It has been unexpectedly found that improved waterfastness, and excellent wet adhesion properties on gelatin coatings can be achieved when pigmented ink images printed on said coatings are overcoated with a solution containing hardeners such as aldehydes, blocked aldehydes, active olefins and blocked active olefins. Most preferred are glyoxal, DHD, and formaldehyde, all at concentrations ranging from about 0.10 to 5.0 wt %.

The present invention is better illustrated by the following examples:

Comparative Example A. (w/o hardener)
Mill Grind
Polymeric beads, mean diameter of 50 μm (milling 325.0 g
media)
Bis(phthalocyanylalumino)tetra-Phenyldisiloxane (cyan  35.0 g
pigment) Manufactured by Eastman Kodak
Oleoyl methyl taurine, (OMT) sodium salt  17.5 g
Deionized water 197.5 g
Proxel GXL ™ (biocide from Zeneca)  0.2 g

The above components were milled using a high energy media mill manufactured by Morehouse-Cowles Hochmeyer. The mill was run for 8 hours at room temperature. An aliquot of the above dispersion to yield 1.0 g pigment was mixed with 8.0 g diethylene glycol, and additional deionized water for a total of 50.0 g. This ink was filtered through 3-μm filter and introduced into an empty Hewlett-Packard 51626A print cartridge. Images were made with a Hewlett-Packard DeskJet™ 540 printer on medium weight resin coated paper containing an imaging layer.

Layout records:
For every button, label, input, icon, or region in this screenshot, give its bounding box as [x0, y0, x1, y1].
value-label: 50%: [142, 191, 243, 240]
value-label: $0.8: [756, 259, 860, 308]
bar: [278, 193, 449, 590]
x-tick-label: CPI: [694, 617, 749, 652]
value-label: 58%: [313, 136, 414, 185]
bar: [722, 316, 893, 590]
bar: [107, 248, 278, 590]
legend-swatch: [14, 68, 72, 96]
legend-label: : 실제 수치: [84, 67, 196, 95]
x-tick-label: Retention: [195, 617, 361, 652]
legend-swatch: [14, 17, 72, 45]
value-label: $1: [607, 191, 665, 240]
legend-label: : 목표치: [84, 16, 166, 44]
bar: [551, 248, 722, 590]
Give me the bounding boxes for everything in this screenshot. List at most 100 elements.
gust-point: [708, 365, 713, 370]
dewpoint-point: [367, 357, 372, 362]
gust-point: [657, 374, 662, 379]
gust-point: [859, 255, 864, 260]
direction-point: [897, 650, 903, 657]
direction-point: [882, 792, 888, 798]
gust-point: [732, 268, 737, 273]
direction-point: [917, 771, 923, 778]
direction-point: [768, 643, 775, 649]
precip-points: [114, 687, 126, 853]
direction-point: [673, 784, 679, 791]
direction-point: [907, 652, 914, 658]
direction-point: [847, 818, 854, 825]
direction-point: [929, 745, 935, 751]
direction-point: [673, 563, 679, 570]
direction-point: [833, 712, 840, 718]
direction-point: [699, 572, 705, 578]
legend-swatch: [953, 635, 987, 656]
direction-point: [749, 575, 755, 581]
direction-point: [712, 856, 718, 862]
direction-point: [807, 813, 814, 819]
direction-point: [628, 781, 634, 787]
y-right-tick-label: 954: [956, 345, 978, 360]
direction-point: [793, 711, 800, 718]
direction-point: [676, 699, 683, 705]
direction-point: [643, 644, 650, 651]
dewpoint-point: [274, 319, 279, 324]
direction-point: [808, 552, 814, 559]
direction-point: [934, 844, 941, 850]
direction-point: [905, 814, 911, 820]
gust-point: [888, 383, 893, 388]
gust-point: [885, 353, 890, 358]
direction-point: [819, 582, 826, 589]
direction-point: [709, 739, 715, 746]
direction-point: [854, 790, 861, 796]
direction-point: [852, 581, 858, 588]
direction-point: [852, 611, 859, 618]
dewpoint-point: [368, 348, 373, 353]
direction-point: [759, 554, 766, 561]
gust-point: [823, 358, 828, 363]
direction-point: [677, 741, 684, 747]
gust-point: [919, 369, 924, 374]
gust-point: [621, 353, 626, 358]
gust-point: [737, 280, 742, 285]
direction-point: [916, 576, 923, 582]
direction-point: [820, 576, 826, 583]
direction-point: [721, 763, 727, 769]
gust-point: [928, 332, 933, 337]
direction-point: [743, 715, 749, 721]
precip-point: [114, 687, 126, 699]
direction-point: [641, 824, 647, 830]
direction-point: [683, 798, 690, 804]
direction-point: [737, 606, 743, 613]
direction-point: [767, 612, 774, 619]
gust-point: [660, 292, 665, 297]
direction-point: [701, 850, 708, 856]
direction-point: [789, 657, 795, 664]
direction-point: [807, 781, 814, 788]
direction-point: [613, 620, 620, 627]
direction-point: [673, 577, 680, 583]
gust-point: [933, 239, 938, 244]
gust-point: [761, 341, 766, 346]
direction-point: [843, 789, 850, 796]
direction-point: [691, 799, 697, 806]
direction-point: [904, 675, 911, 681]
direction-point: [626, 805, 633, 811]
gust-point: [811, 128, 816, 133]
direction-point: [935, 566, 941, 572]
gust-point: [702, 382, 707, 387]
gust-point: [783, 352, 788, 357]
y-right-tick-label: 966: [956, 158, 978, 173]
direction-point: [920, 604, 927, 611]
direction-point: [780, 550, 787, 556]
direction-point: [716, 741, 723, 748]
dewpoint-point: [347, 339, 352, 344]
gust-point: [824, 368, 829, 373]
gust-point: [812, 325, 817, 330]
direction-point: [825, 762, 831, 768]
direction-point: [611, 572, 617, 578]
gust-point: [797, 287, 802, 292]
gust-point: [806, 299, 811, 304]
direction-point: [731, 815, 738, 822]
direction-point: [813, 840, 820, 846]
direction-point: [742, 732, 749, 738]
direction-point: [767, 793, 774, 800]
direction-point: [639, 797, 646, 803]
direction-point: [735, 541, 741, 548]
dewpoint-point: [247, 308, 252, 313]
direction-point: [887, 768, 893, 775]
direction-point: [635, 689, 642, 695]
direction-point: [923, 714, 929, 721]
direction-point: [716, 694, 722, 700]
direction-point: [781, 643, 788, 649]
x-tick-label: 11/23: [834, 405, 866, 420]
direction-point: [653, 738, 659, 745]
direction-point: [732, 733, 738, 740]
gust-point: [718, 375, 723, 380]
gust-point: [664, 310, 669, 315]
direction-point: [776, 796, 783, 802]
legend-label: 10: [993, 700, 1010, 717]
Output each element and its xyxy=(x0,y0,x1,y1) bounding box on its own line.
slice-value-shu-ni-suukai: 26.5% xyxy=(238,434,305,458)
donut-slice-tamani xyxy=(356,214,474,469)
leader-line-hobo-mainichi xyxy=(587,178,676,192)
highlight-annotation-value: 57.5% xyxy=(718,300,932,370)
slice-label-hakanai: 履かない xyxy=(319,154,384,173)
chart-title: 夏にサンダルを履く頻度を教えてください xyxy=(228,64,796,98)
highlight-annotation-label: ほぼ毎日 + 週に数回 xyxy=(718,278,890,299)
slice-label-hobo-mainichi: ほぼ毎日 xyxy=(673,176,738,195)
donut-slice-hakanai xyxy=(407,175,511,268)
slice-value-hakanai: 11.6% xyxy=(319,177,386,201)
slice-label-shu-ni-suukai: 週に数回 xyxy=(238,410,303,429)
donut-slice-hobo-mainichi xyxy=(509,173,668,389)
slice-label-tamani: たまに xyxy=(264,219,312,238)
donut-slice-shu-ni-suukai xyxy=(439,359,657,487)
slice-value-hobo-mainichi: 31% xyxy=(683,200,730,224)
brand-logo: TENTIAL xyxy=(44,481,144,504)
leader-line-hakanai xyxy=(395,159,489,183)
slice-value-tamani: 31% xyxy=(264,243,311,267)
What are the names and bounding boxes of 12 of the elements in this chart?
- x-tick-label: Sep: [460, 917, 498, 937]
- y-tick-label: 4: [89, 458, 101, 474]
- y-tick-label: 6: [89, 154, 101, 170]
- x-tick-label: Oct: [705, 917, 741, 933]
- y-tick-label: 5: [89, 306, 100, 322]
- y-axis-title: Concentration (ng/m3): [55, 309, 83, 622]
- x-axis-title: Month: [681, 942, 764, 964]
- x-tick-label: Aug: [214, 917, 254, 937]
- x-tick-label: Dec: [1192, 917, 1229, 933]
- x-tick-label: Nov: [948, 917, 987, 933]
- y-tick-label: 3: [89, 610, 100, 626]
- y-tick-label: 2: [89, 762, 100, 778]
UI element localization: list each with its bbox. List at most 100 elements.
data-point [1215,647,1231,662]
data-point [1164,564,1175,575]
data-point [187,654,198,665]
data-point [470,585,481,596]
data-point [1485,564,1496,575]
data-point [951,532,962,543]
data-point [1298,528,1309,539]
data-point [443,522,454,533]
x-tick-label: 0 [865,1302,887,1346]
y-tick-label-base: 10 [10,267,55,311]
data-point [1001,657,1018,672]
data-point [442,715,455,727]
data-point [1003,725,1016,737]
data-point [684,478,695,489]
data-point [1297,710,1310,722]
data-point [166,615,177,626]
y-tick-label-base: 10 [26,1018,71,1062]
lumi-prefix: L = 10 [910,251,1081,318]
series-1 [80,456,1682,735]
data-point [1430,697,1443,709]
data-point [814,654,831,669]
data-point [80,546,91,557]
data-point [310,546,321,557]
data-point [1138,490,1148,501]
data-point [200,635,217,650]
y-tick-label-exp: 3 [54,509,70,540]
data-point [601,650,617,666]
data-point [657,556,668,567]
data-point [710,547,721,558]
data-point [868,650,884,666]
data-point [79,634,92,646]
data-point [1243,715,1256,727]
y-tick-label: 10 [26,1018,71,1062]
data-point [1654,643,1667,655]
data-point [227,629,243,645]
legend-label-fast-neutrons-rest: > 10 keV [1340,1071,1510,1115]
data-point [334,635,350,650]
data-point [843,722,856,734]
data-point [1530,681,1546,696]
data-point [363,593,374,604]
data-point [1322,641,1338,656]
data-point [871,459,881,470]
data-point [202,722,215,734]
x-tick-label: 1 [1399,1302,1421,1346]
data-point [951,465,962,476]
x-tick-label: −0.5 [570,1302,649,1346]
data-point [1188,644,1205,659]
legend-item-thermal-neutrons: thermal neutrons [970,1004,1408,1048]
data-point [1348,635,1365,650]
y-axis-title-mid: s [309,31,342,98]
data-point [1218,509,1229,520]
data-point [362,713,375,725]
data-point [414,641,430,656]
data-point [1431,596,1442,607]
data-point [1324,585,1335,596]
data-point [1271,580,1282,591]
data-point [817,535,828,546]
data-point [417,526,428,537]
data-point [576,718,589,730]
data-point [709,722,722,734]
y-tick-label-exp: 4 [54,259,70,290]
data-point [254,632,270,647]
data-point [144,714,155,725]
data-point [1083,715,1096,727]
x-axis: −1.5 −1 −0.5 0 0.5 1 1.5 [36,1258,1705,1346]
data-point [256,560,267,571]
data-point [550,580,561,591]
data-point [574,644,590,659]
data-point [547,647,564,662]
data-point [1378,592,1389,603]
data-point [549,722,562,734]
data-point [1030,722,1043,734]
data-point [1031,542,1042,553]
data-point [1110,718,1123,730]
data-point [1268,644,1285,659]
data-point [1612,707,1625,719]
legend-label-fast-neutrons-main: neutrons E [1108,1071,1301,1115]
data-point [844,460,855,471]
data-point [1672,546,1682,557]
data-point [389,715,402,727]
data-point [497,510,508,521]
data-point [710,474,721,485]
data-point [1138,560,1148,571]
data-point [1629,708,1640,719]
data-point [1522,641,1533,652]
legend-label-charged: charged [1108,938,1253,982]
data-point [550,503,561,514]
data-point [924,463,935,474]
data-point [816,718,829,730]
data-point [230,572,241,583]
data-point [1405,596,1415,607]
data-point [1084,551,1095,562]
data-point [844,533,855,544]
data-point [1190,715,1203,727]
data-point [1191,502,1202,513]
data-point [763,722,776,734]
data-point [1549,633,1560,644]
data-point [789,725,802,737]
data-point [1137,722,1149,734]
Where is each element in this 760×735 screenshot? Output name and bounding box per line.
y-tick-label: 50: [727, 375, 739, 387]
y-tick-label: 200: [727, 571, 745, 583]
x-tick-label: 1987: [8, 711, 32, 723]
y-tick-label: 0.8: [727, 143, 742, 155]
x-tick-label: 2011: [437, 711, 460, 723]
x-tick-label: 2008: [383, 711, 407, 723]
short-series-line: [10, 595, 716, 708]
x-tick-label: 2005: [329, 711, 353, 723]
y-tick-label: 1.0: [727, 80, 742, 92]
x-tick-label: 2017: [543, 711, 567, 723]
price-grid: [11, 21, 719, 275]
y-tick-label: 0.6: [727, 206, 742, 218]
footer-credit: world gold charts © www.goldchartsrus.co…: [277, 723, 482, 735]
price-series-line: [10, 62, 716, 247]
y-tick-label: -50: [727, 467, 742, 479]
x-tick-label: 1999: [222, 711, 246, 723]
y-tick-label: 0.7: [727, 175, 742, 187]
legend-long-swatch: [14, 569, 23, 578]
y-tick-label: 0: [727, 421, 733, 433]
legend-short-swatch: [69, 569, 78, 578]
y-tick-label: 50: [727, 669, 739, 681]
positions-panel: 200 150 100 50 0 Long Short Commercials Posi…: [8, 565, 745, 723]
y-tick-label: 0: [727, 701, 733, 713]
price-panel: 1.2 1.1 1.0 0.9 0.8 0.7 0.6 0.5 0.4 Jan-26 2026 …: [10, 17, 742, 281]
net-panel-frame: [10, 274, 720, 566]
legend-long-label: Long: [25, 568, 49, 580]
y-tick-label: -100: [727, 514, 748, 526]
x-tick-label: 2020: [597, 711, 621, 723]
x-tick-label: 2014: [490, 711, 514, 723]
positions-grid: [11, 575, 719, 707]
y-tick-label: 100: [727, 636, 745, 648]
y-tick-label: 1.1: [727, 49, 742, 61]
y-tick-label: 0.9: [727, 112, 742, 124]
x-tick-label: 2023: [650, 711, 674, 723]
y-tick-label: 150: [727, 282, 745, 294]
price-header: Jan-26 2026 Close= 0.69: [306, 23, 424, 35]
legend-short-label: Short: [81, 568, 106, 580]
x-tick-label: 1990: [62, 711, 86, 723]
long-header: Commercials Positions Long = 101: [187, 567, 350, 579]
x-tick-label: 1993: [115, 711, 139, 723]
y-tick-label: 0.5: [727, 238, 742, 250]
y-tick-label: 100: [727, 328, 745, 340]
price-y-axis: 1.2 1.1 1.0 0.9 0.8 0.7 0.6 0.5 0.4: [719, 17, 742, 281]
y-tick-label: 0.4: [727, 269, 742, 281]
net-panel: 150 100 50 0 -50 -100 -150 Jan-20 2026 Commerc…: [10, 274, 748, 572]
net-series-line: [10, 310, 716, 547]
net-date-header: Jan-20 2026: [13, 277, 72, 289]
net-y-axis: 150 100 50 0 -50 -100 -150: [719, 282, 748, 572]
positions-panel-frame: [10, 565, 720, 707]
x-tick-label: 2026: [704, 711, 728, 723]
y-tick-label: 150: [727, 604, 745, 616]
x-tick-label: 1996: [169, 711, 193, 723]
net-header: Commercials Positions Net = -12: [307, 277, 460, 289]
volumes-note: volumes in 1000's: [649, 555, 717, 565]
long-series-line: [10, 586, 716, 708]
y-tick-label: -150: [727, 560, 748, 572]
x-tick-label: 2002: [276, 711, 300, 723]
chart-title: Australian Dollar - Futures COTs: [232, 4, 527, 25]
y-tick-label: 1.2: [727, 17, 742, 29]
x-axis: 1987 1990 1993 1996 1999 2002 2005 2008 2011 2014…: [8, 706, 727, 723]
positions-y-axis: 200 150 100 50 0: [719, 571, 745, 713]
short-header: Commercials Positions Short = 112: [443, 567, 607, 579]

» WORK TO COMPLETE
Write out the ink passage from "Comparative Example A." up to and including "an imaging layer.". The data isn't needed.

» ANSWER TO THE PROBLEM
Comparative Example A. (w/o hardener)
Mill Grind
Polymeric beads, mean diameter of 50 μm (milling 325.0 g
media)
Bis(phthalocyanylalumino)tetra-Phenyldisiloxane (cyan  35.0 g
pigment) Manufactured by Eastman Kodak
Oleoyl methyl taurine, (OMT) sodium salt  17.5 g
Deionized water 197.5 g
Proxel GXL ™ (biocide from Zeneca)  0.2 g

The above components were milled using a high energy media mill manufactured by Morehouse-Cowles Hochmeyer. The mill was run for 8 hours at room temperature. An aliquot of the above dispersion to yield 1.0 g pigment was mixed with 8.0 g diethylene glycol, and additional deionized water for a total of 50.0 g. This ink was filtered through 3-μm filter and introduced into an empty Hewlett-Packard 51626A print cartridge. Images were made with a Hewlett-Packard DeskJet™ 540 printer on medium weight resin coated paper containing an imaging layer.